[DO THIS] Please format every line of the entries below as a JSON list of strings, one string per line, with blank lines skipped and the pictures left out.

[GIVEN DATA]
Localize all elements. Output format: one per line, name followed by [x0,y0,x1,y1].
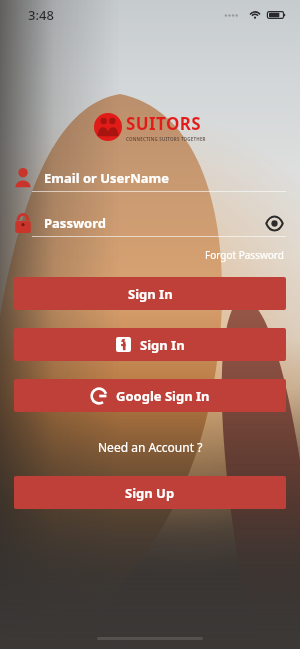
staticText: Email or UserName [44,169,169,187]
button[interactable]: Sign In [14,328,286,361]
staticText: 3:48 [28,6,54,24]
staticText: Password [44,214,106,232]
button[interactable]: Show password [262,211,286,235]
button[interactable]: Sign Up [14,476,286,509]
staticText: SUITORS [126,112,202,135]
staticText: CONNECTING SUITORS TOGETHER [126,136,206,142]
button[interactable]: Need an Account ? [95,436,206,458]
staticText: Sign In [140,336,185,354]
staticText: Sign Up [125,484,175,502]
button[interactable]: Google Sign In [14,379,286,412]
staticText: Sign In [128,285,173,303]
staticText: Forgot Password [205,248,284,262]
staticText: Google Sign In [116,387,210,405]
staticText: Need an Account ? [98,439,203,455]
button[interactable]: Forgot Password [203,246,286,264]
button[interactable]: Sign In [14,277,286,310]
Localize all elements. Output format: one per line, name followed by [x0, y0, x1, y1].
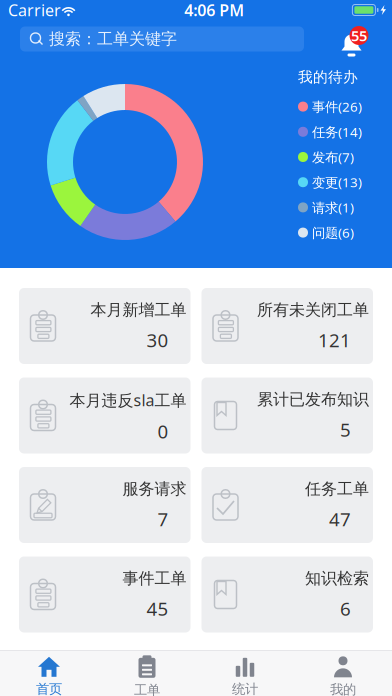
staticText: 累计已发布知识 [257, 390, 369, 409]
button[interactable]: 累计已发布知识 [202, 378, 373, 454]
staticText: 7 [158, 507, 168, 532]
staticText: 首页 [36, 681, 62, 696]
staticText: 本月新增工单 [90, 300, 186, 320]
staticText: 请求(1) [312, 198, 354, 216]
staticText: 5 [340, 417, 351, 442]
staticText: 0 [158, 419, 168, 444]
staticText: 30 [146, 328, 168, 352]
button[interactable]: 工单 [98, 650, 196, 696]
button[interactable]: 搜索：工单关键字 [20, 26, 304, 52]
button[interactable]: 服务请求 [19, 467, 190, 543]
staticText: 事件(26) [312, 98, 362, 115]
button[interactable]: 事件工单 [19, 556, 190, 632]
staticText: 45 [146, 596, 168, 621]
button[interactable]: 本月违反sla工单 [19, 378, 190, 454]
staticText: 55 [351, 26, 367, 45]
staticText: Carrier [8, 0, 61, 21]
staticText: 4:06 PM [184, 0, 244, 21]
staticText: 任务工单 [305, 479, 369, 499]
staticText: 121 [318, 328, 351, 352]
button[interactable]: 所有未关闭工单 [202, 288, 373, 364]
button[interactable]: 知识检索 [202, 556, 373, 632]
staticText: 变更(13) [312, 173, 362, 191]
button[interactable]: 我的 [294, 650, 392, 696]
staticText: 统计 [232, 681, 258, 696]
staticText: 本月违反sla工单 [70, 390, 186, 411]
button[interactable]: Notifications [340, 22, 373, 56]
staticText: 问题(6) [312, 224, 354, 241]
staticText: 事件工单 [122, 568, 186, 588]
button[interactable]: 统计 [196, 650, 294, 696]
staticText: 搜索：工单关键字 [49, 29, 177, 49]
staticText: 任务(14) [312, 123, 362, 141]
button[interactable]: 任务工单 [202, 467, 373, 543]
staticText: 发布(7) [312, 148, 354, 166]
staticText: 服务请求 [122, 479, 186, 499]
staticText: 我的 [330, 681, 356, 696]
button[interactable]: 本月新增工单 [19, 288, 190, 364]
staticText: 47 [329, 507, 351, 532]
staticText: 6 [340, 596, 351, 621]
staticText: 我的待办 [298, 68, 358, 86]
staticText: 所有未关闭工单 [257, 300, 369, 320]
staticText: 工单 [134, 682, 160, 696]
button[interactable]: 首页 [0, 650, 98, 696]
staticText: 知识检索 [305, 568, 369, 588]
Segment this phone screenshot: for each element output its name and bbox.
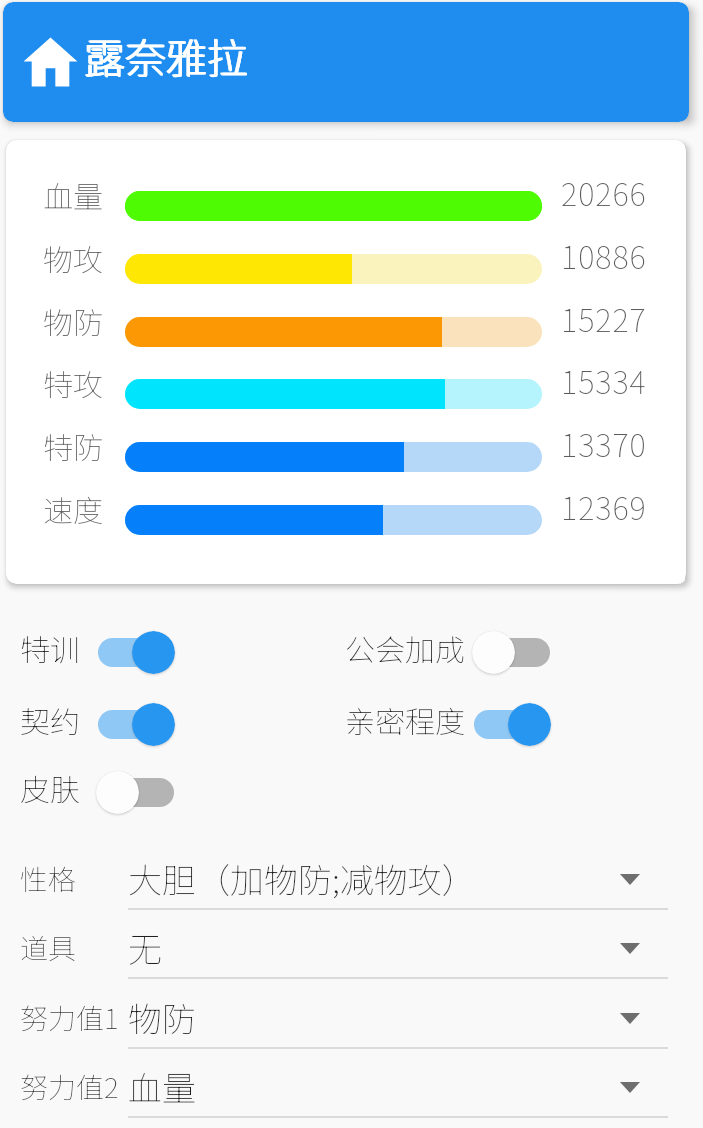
staticText: 10886 [561,233,647,278]
button[interactable]: 努力值2 [0,1054,703,1118]
staticText: 血量 [43,173,103,216]
staticText: 15227 [561,296,647,341]
staticText: 大胆（加物防;减物攻） [128,854,476,903]
staticText: 努力值2 [20,1066,119,1107]
button[interactable] [472,630,551,674]
staticText: 露奈雅拉 [85,25,249,84]
staticText: 12369 [561,484,647,529]
staticText: 20266 [561,170,647,215]
button[interactable]: 性格 [0,846,703,910]
button[interactable]: 道具 [0,915,703,979]
staticText: 物防 [128,993,196,1042]
staticText: 特攻 [43,361,103,404]
staticText: 努力值1 [20,997,119,1038]
staticText: 露奈雅拉 [85,26,249,85]
staticText: 公会加成 [345,626,465,669]
staticText: 血量 [128,1062,196,1111]
staticText: 露奈雅拉 [83,25,247,84]
staticText: 亲密程度 [345,698,465,741]
staticText: 性格 [20,858,77,899]
staticText: 物攻 [43,236,103,279]
button[interactable] [96,702,175,746]
button[interactable] [96,770,175,814]
staticText: 特防 [43,424,103,467]
staticText: 13370 [561,421,647,466]
staticText: 道具 [20,927,77,968]
button[interactable] [96,630,175,674]
button[interactable] [472,702,551,746]
staticText: 物防 [43,299,103,342]
staticText: 特训 [20,626,80,669]
staticText: 露奈雅拉 [84,25,248,84]
staticText: 15334 [561,358,647,403]
staticText: 露奈雅拉 [84,26,248,85]
staticText: 无 [128,923,162,972]
staticText: 速度 [43,487,103,530]
button[interactable]: 努力值1 [0,985,703,1049]
button[interactable]: 露奈雅拉 [3,2,689,122]
staticText: 皮肤 [20,766,80,809]
staticText: 契约 [20,698,80,741]
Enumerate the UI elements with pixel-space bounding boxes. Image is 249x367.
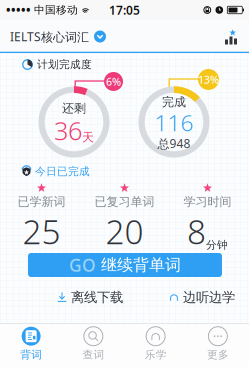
staticText: 中国移动 — [31, 3, 81, 16]
button[interactable]: Statistics — [225, 28, 238, 44]
staticText: 13% — [198, 72, 219, 87]
staticText: 今日已完成 — [35, 165, 90, 178]
button[interactable]: 查词 — [62, 323, 124, 367]
staticText: ••••• — [6, 2, 31, 18]
staticText: 更多 — [207, 348, 229, 361]
button[interactable]: 离线下载 — [57, 289, 123, 305]
staticText: 25 — [22, 209, 60, 254]
staticText: 8 — [187, 209, 206, 254]
staticText: 离线下载 — [71, 289, 123, 305]
staticText: 分钟 — [206, 238, 228, 252]
button[interactable]: IELTS核心词汇 — [10, 28, 106, 44]
staticText: 计划完成度 — [37, 58, 92, 71]
staticText: 继续背单词 — [101, 255, 181, 275]
staticText: IELTS核心词汇 — [10, 28, 89, 44]
button[interactable]: 乐学 — [124, 323, 187, 367]
staticText: 背词 — [20, 348, 42, 361]
staticText: 已复习单词 — [94, 194, 154, 209]
staticText: GO — [69, 254, 96, 276]
staticText: 20 — [106, 209, 144, 254]
staticText: 17:05 — [109, 2, 140, 18]
staticText: 还剩 — [62, 101, 86, 116]
staticText: 天 — [82, 130, 94, 145]
staticText: 6% — [106, 74, 121, 89]
staticText: 乐学 — [145, 348, 167, 361]
staticText: 已学新词 — [18, 194, 66, 209]
staticText: 总948 — [158, 136, 190, 151]
button[interactable]: 背词 — [0, 323, 62, 367]
button[interactable]: 边听边学 — [169, 289, 235, 305]
staticText: 边听边学 — [183, 289, 235, 305]
button[interactable]: GO — [28, 253, 222, 277]
staticText: 36 — [54, 114, 82, 147]
staticText: 116 — [154, 107, 194, 138]
staticText: 学习时间 — [184, 194, 232, 209]
staticText: 完成 — [162, 95, 186, 109]
button[interactable]: 更多 — [187, 323, 249, 367]
staticText: 查词 — [82, 348, 104, 361]
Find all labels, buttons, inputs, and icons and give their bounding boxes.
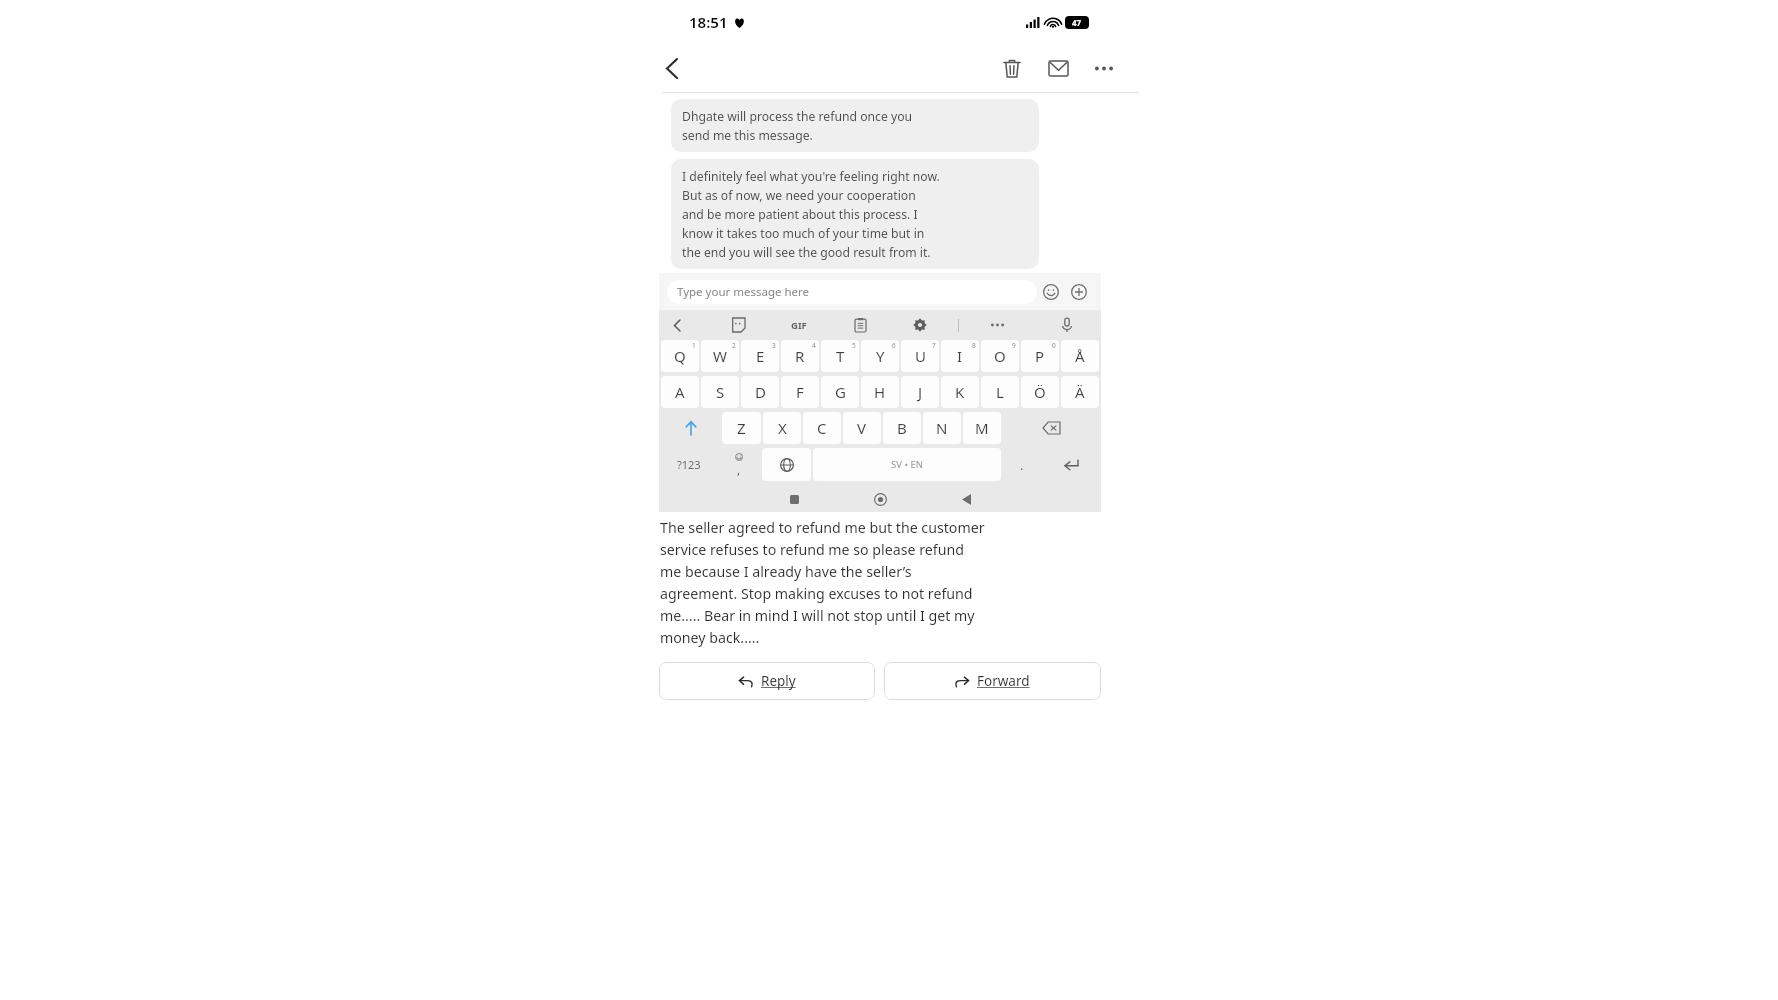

[COMPLETED TASK]
[
  "Localize all elements. Output format: one per line, name followed by [x0,y0,x1,y1].",
  "staticText: Email or UserName [44,169,169,187]",
  "button[interactable]: Sign In [14,328,286,361]",
  "staticText: 3:48 [28,6,54,24]",
  "staticText: Password [44,214,106,232]",
  "button[interactable]: Show password [262,211,286,235]",
  "button[interactable]: Sign Up [14,476,286,509]",
  "staticText: SUITORS [126,112,202,135]",
  "staticText: CONNECTING SUITORS TOGETHER [126,136,206,142]",
  "button[interactable]: Need an Account ? [95,436,206,458]",
  "staticText: Sign In [140,336,185,354]",
  "staticText: Sign Up [125,484,175,502]",
  "button[interactable]: Google Sign In [14,379,286,412]",
  "staticText: Sign In [128,285,173,303]",
  "staticText: Forgot Password [205,248,284,262]",
  "staticText: Google Sign In [116,387,210,405]",
  "staticText: Need an Account ? [98,439,203,455]",
  "button[interactable]: Forgot Password [203,246,286,264]",
  "button[interactable]: Sign In [14,277,286,310]",
  "Localize all elements. Output format: one per line, name followed by [x0, y0, x1, y1].",
  "staticText: 累计已发布知识 [257, 390, 369, 409]",
  "button[interactable]: 累计已发布知识 [202, 378, 373, 454]",
  "staticText: 7 [158, 507, 168, 532]",
  "staticText: 首页 [36, 681, 62, 696]",
  "staticText: 本月新增工单 [90, 300, 186, 320]",
  "staticText: 请求(1) [312, 198, 354, 216]",
  "staticText: 5 [340, 417, 351, 442]",
  "staticText: 0 [158, 419, 168, 444]",
  "staticText: 30 [146, 328, 168, 352]",
  "button[interactable]: 工单 [98, 650, 196, 696]",
  "button[interactable]: 搜索：工单关键字 [20, 26, 304, 52]",
  "button[interactable]: 服务请求 [19, 467, 190, 543]",
  "staticText: 事件(26) [312, 98, 362, 115]",
  "button[interactable]: 事件工单 [19, 556, 190, 632]",
  "staticText: 45 [146, 596, 168, 621]",
  "button[interactable]: 本月违反sla工单 [19, 378, 190, 454]",
  "staticText: 55 [351, 26, 367, 45]",
  "staticText: Carrier [8, 0, 61, 21]",
  "staticText: 4:06 PM [184, 0, 244, 21]",
  "staticText: 任务工单 [305, 479, 369, 499]",
  "staticText: 121 [318, 328, 351, 352]",
  "button[interactable]: 所有未关闭工单 [202, 288, 373, 364]",
  "button[interactable]: 知识检索 [202, 556, 373, 632]",
  "staticText: 变更(13) [312, 173, 362, 191]",
  "button[interactable]: 我的 [294, 650, 392, 696]",
  "staticText: 统计 [232, 681, 258, 696]",
  "staticText: 本月违反sla工单 [70, 390, 186, 411]",
  "button[interactable]: Notifications [340, 22, 373, 56]",
  "staticText: 问题(6) [312, 224, 354, 241]",
  "staticText: 事件工单 [122, 568, 186, 588]",
  "button[interactable]: 统计 [196, 650, 294, 696]",
  "staticText: 搜索：工单关键字 [49, 29, 177, 49]",
  "staticText: 任务(14) [312, 123, 362, 141]",
  "button[interactable]: 任务工单 [202, 467, 373, 543]",
  "staticText: 发布(7) [312, 148, 354, 166]",
  "staticText: 服务请求 [122, 479, 186, 499]",
  "staticText: 我的 [330, 681, 356, 696]",
  "button[interactable]: 本月新增工单 [19, 288, 190, 364]",
  "staticText: 47 [329, 507, 351, 532]",
  "staticText: 6 [340, 596, 351, 621]",
  "staticText: 我的待办 [298, 68, 358, 86]",
  "staticText: 所有未关闭工单 [257, 300, 369, 320]",
  "staticText: 工单 [134, 682, 160, 696]",
  "button[interactable]: 首页 [0, 650, 98, 696]",
  "staticText: 知识检索 [305, 568, 369, 588]",
  "Segment this phone screenshot: for each element output its name and bbox.",
  "staticText: 10886 [561,233,647,278]",
  "button[interactable]: 努力值2 [0,1054,703,1118]",
  "staticText: 血量 [43,173,103,216]",
  "staticText: 15227 [561,296,647,341]",
  "staticText: 大胆（加物防;减物攻） [128,854,476,903]",
  "staticText: 努力值2 [20,1066,119,1107]",
  "button[interactable] [472,630,551,674]",
  "staticText: 露奈雅拉 [85,25,249,84]",
  "staticText: 12369 [561,484,647,529]",
  "staticText: 20266 [561,170,647,215]",
  "button[interactable]: 性格 [0,846,703,910]",
  "button[interactable]: 道具 [0,915,703,979]",
  "staticText: 物防 [128,993,196,1042]",
  "staticText: 特攻 [43,361,103,404]",
  "staticText: 努力值1 [20,997,119,1038]",
  "staticText: 露奈雅拉 [85,26,249,85]",
  "staticText: 公会加成 [345,626,465,669]",
  "staticText: 血量 [128,1062,196,1111]",
  "staticText: 露奈雅拉 [83,25,247,84]",
  "staticText: 亲密程度 [345,698,465,741]",
  "staticText: 性格 [20,858,77,899]",
  "staticText: 物攻 [43,236,103,279]",
  "button[interactable] [96,702,175,746]",
  "button[interactable] [96,770,175,814]",
  "staticText: 特防 [43,424,103,467]",
  "staticText: 13370 [561,421,647,466]",
  "staticText: 道具 [20,927,77,968]",
  "button[interactable] [96,630,175,674]",
  "button[interactable] [472,702,551,746]",
  "staticText: 物防 [43,299,103,342]",
  "staticText: 特训 [20,626,80,669]",
  "staticText: 露奈雅拉 [84,25,248,84]",
  "staticText: 15334 [561,358,647,403]",
  "staticText: 露奈雅拉 [84,26,248,85]",
  "staticText: 无 [128,923,162,972]",
  "staticText: 速度 [43,487,103,530]",
  "button[interactable]: 努力值1 [0,985,703,1049]",
  "button[interactable]: 露奈雅拉 [3,2,689,122]",
  "staticText: 皮肤 [20,766,80,809]",
  "staticText: 契约 [20,698,80,741]",
  "Enumerate the UI elements with pixel-space bounding boxes. Image is 249x367.",
  "staticText: 中国移动 — [31, 3, 81, 16]",
  "button[interactable]: Statistics — [225, 28, 238, 44]",
  "staticText: 13% — [198, 72, 219, 87]",
  "staticText: 今日已完成 — [35, 165, 90, 178]",
  "button[interactable]: 查词 — [62, 323, 124, 367]",
  "staticText: ••••• — [6, 2, 31, 18]",
  "staticText: 更多 — [207, 348, 229, 361]",
  "button[interactable]: 离线下载 — [57, 289, 123, 305]",
  "staticText: 25 — [22, 209, 60, 254]",
  "staticText: 8 — [187, 209, 206, 254]",
  "staticText: 离线下载 — [71, 289, 123, 305]",
  "staticText: 分钟 — [206, 238, 228, 252]",
  "button[interactable]: IELTS核心词汇 — [10, 28, 106, 44]",
  "staticText: 计划完成度 — [37, 58, 92, 71]",
  "staticText: 继续背单词 — [101, 255, 181, 275]",
  "staticText: IELTS核心词汇 — [10, 28, 89, 44]",
  "button[interactable]: 乐学 — [124, 323, 187, 367]",
  "staticText: 背词 — [20, 348, 42, 361]",
  "staticText: 已复习单词 — [94, 194, 154, 209]",
  "staticText: GO — [69, 254, 96, 276]",
  "staticText: 20 — [106, 209, 144, 254]",
  "staticText: 17:05 — [109, 2, 140, 18]",
  "staticText: 还剩 — [62, 101, 86, 116]",
  "staticText: 天 — [82, 130, 94, 145]",
  "staticText: 6% — [106, 74, 121, 89]",
  "staticText: 乐学 — [145, 348, 167, 361]",
  "staticText: 已学新词 — [18, 194, 66, 209]",
  "staticText: 总948 — [158, 136, 190, 151]",
  "button[interactable]: 背词 — [0, 323, 62, 367]",
  "button[interactable]: 边听边学 — [169, 289, 235, 305]",
  "staticText: 边听边学 — [183, 289, 235, 305]",
  "button[interactable]: GO — [28, 253, 222, 277]",
  "staticText: 36 — [54, 114, 82, 147]",
  "staticText: 116 — [154, 107, 194, 138]",
  "staticText: 学习时间 — [184, 194, 232, 209]",
  "staticText: 完成 — [162, 95, 186, 109]",
  "button[interactable]: 更多 — [187, 323, 249, 367]",
  "staticText: 查词 — [82, 348, 104, 361]",
  "Find all labels, buttons, inputs, and icons and give their bounding boxes."
]